- **WHAT TO DO**
Exactly as written, quote every line that follows, skipping the images.

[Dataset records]
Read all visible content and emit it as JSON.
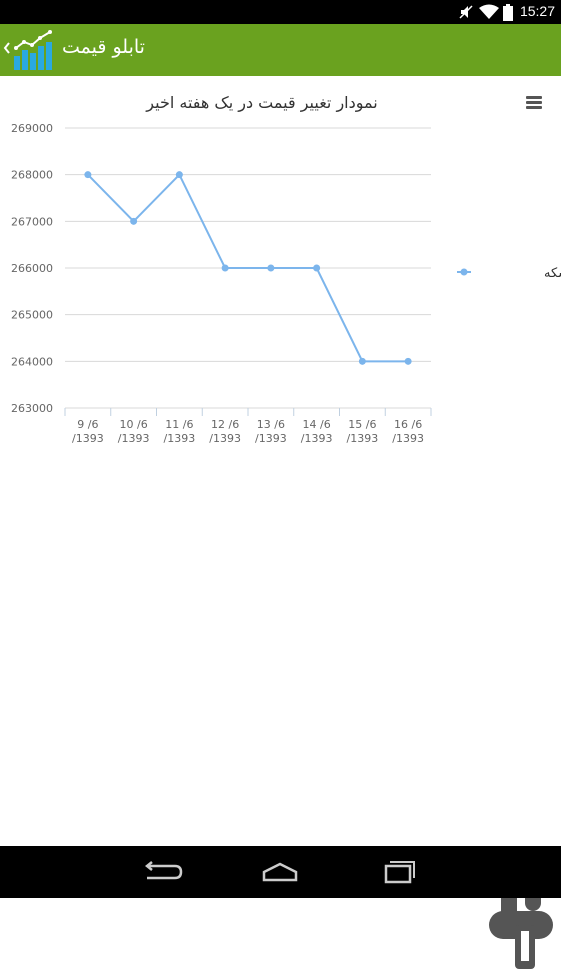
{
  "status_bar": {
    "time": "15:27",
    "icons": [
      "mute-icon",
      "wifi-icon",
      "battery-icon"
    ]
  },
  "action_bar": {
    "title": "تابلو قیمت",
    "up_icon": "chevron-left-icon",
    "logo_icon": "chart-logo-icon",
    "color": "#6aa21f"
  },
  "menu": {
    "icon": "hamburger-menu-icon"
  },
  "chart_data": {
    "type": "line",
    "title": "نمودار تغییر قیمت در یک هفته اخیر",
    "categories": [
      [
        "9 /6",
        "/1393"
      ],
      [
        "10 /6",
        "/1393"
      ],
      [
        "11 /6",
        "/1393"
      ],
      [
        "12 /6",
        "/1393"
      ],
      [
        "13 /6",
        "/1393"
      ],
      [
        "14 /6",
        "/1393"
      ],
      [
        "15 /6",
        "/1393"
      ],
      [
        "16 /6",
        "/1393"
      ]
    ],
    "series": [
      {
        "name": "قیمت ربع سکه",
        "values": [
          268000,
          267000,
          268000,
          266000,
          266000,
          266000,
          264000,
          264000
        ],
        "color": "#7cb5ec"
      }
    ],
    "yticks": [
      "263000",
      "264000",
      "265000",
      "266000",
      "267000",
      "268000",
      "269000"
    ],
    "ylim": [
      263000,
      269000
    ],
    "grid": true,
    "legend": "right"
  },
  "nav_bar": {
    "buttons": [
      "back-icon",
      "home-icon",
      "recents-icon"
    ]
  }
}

- **OUTPUT OF THE TASK**
Read all visible content and emit it as JSON.
{
  "status_bar": {
    "time": "15:27",
    "icons": [
      "mute-icon",
      "wifi-icon",
      "battery-icon"
    ]
  },
  "action_bar": {
    "title": "تابلو قیمت",
    "up_icon": "chevron-left-icon",
    "logo_icon": "chart-logo-icon",
    "color": "#6aa21f"
  },
  "menu": {
    "icon": "hamburger-menu-icon"
  },
  "chart_data": {
    "type": "line",
    "title": "نمودار تغییر قیمت در یک هفته اخیر",
    "categories": [
      [
        "9 /6",
        "/1393"
      ],
      [
        "10 /6",
        "/1393"
      ],
      [
        "11 /6",
        "/1393"
      ],
      [
        "12 /6",
        "/1393"
      ],
      [
        "13 /6",
        "/1393"
      ],
      [
        "14 /6",
        "/1393"
      ],
      [
        "15 /6",
        "/1393"
      ],
      [
        "16 /6",
        "/1393"
      ]
    ],
    "series": [
      {
        "name": "قیمت ربع سکه",
        "values": [
          268000,
          267000,
          268000,
          266000,
          266000,
          266000,
          264000,
          264000
        ],
        "color": "#7cb5ec"
      }
    ],
    "yticks": [
      "263000",
      "264000",
      "265000",
      "266000",
      "267000",
      "268000",
      "269000"
    ],
    "ylim": [
      263000,
      269000
    ],
    "grid": true,
    "legend": "right"
  },
  "nav_bar": {
    "buttons": [
      "back-icon",
      "home-icon",
      "recents-icon"
    ]
  }
}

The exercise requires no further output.